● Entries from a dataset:
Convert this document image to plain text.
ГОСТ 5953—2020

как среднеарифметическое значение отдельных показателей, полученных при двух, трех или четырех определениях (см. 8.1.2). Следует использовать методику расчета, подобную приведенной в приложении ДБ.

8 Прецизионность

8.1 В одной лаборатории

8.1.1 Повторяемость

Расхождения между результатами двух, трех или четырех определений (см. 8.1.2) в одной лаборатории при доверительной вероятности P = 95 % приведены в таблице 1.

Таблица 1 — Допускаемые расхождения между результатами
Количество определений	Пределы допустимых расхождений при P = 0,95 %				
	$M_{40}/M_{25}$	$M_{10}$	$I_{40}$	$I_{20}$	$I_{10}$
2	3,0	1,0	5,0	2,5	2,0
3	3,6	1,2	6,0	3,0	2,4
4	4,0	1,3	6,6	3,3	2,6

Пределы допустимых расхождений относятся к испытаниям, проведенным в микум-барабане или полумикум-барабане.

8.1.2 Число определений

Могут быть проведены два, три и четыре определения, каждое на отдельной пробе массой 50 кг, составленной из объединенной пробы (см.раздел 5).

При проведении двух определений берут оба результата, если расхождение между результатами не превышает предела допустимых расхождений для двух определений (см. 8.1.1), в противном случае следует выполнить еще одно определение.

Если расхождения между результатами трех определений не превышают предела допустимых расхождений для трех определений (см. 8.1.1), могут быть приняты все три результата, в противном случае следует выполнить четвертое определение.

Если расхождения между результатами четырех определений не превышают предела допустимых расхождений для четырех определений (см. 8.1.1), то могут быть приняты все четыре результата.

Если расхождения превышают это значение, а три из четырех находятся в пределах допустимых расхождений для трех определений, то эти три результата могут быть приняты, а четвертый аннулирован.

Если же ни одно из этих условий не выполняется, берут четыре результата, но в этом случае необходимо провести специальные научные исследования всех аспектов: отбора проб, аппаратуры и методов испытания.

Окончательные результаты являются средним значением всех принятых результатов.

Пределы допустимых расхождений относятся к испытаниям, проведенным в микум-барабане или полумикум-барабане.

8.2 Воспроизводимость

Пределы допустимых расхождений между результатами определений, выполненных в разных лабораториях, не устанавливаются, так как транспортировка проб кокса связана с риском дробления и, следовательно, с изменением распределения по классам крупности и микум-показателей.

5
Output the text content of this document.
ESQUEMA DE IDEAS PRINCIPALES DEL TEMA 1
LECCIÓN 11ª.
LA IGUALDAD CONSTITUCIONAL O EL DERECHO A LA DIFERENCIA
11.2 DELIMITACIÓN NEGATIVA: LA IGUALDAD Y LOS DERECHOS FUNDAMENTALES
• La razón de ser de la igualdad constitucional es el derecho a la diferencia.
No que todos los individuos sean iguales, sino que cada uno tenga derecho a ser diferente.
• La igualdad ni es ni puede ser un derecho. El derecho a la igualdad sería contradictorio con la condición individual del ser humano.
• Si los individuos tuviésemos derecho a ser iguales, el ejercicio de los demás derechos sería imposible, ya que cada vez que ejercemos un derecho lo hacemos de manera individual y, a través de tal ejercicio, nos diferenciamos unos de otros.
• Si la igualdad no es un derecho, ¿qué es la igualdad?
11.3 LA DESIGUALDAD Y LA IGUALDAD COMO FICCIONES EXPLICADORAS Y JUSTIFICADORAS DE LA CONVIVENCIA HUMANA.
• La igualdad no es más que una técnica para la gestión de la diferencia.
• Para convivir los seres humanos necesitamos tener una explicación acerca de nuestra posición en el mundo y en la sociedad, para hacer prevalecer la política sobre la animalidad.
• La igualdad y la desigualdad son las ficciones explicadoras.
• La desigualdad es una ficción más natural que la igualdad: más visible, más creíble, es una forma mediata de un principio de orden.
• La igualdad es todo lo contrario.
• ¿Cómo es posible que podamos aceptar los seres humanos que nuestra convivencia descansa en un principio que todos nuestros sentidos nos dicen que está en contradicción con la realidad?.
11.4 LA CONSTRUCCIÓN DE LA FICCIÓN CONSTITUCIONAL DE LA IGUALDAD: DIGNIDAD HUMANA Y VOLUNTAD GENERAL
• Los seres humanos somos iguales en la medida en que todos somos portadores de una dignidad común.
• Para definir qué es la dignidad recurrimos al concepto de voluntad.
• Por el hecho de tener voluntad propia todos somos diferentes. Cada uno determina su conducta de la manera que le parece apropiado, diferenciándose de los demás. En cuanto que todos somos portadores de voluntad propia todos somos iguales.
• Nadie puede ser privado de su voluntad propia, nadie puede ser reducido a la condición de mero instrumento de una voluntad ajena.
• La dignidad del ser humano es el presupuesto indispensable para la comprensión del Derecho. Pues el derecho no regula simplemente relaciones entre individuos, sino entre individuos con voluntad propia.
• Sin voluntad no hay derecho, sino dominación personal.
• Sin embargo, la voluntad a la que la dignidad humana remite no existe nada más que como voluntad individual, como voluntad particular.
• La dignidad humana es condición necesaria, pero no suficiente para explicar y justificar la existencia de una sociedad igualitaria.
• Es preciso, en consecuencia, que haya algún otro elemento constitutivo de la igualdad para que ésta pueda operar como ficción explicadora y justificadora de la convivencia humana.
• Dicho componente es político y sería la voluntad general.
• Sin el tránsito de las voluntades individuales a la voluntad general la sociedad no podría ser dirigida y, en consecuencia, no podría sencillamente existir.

● WHAT YOU ARE ASKED TO DO:
Send back every record, precisely as written.

● EXPECTED ANSWER:
Convert this document image to plain text.
ГОСТ 5953—2020

как среднеарифметическое значение отдельных показателей, полученных при двух, трех или четырех определениях (см. 8.1.2). Следует использовать методику расчета, подобную приведенной в приложении ДБ.

8 Прецизионность

8.1 В одной лаборатории

8.1.1 Повторяемость

Расхождения между результатами двух, трех или четырех определений (см. 8.1.2) в одной лаборатории при доверительной вероятности P = 95 % приведены в таблице 1.

Таблица 1 — Допускаемые расхождения между результатами
Количество определений	Пределы допустимых расхождений при P = 0,95 %				
	$M_{40}/M_{25}$	$M_{10}$	$I_{40}$	$I_{20}$	$I_{10}$
2	3,0	1,0	5,0	2,5	2,0
3	3,6	1,2	6,0	3,0	2,4
4	4,0	1,3	6,6	3,3	2,6

Пределы допустимых расхождений относятся к испытаниям, проведенным в микум-барабане или полумикум-барабане.

8.1.2 Число определений

Могут быть проведены два, три и четыре определения, каждое на отдельной пробе массой 50 кг, составленной из объединенной пробы (см.раздел 5).

При проведении двух определений берут оба результата, если расхождение между результатами не превышает предела допустимых расхождений для двух определений (см. 8.1.1), в противном случае следует выполнить еще одно определение.

Если расхождения между результатами трех определений не превышают предела допустимых расхождений для трех определений (см. 8.1.1), могут быть приняты все три результата, в противном случае следует выполнить четвертое определение.

Если расхождения между результатами четырех определений не превышают предела допустимых расхождений для четырех определений (см. 8.1.1), то могут быть приняты все четыре результата.

Если расхождения превышают это значение, а три из четырех находятся в пределах допустимых расхождений для трех определений, то эти три результата могут быть приняты, а четвертый аннулирован.

Если же ни одно из этих условий не выполняется, берут четыре результата, но в этом случае необходимо провести специальные научные исследования всех аспектов: отбора проб, аппаратуры и методов испытания.

Окончательные результаты являются средним значением всех принятых результатов.

Пределы допустимых расхождений относятся к испытаниям, проведенным в микум-барабане или полумикум-барабане.

8.2 Воспроизводимость

Пределы допустимых расхождений между результатами определений, выполненных в разных лабораториях, не устанавливаются, так как транспортировка проб кокса связана с риском дробления и, следовательно, с изменением распределения по классам крупности и микум-показателей.

5
Output the text content of this document.
ESQUEMA DE IDEAS PRINCIPALES DEL TEMA 1
LECCIÓN 11ª.
LA IGUALDAD CONSTITUCIONAL O EL DERECHO A LA DIFERENCIA
11.2 DELIMITACIÓN NEGATIVA: LA IGUALDAD Y LOS DERECHOS FUNDAMENTALES
• La razón de ser de la igualdad constitucional es el derecho a la diferencia.
No que todos los individuos sean iguales, sino que cada uno tenga derecho a ser diferente.
• La igualdad ni es ni puede ser un derecho. El derecho a la igualdad sería contradictorio con la condición individual del ser humano.
• Si los individuos tuviésemos derecho a ser iguales, el ejercicio de los demás derechos sería imposible, ya que cada vez que ejercemos un derecho lo hacemos de manera individual y, a través de tal ejercicio, nos diferenciamos unos de otros.
• Si la igualdad no es un derecho, ¿qué es la igualdad?
11.3 LA DESIGUALDAD Y LA IGUALDAD COMO FICCIONES EXPLICADORAS Y JUSTIFICADORAS DE LA CONVIVENCIA HUMANA.
• La igualdad no es más que una técnica para la gestión de la diferencia.
• Para convivir los seres humanos necesitamos tener una explicación acerca de nuestra posición en el mundo y en la sociedad, para hacer prevalecer la política sobre la animalidad.
• La igualdad y la desigualdad son las ficciones explicadoras.
• La desigualdad es una ficción más natural que la igualdad: más visible, más creíble, es una forma mediata de un principio de orden.
• La igualdad es todo lo contrario.
• ¿Cómo es posible que podamos aceptar los seres humanos que nuestra convivencia descansa en un principio que todos nuestros sentidos nos dicen que está en contradicción con la realidad?.
11.4 LA CONSTRUCCIÓN DE LA FICCIÓN CONSTITUCIONAL DE LA IGUALDAD: DIGNIDAD HUMANA Y VOLUNTAD GENERAL
• Los seres humanos somos iguales en la medida en que todos somos portadores de una dignidad común.
• Para definir qué es la dignidad recurrimos al concepto de voluntad.
• Por el hecho de tener voluntad propia todos somos diferentes. Cada uno determina su conducta de la manera que le parece apropiado, diferenciándose de los demás. En cuanto que todos somos portadores de voluntad propia todos somos iguales.
• Nadie puede ser privado de su voluntad propia, nadie puede ser reducido a la condición de mero instrumento de una voluntad ajena.
• La dignidad del ser humano es el presupuesto indispensable para la comprensión del Derecho. Pues el derecho no regula simplemente relaciones entre individuos, sino entre individuos con voluntad propia.
• Sin voluntad no hay derecho, sino dominación personal.
• Sin embargo, la voluntad a la que la dignidad humana remite no existe nada más que como voluntad individual, como voluntad particular.
• La dignidad humana es condición necesaria, pero no suficiente para explicar y justificar la existencia de una sociedad igualitaria.
• Es preciso, en consecuencia, que haya algún otro elemento constitutivo de la igualdad para que ésta pueda operar como ficción explicadora y justificadora de la convivencia humana.
• Dicho componente es político y sería la voluntad general.
• Sin el tránsito de las voluntades individuales a la voluntad general la sociedad no podría ser dirigida y, en consecuencia, no podría sencillamente existir.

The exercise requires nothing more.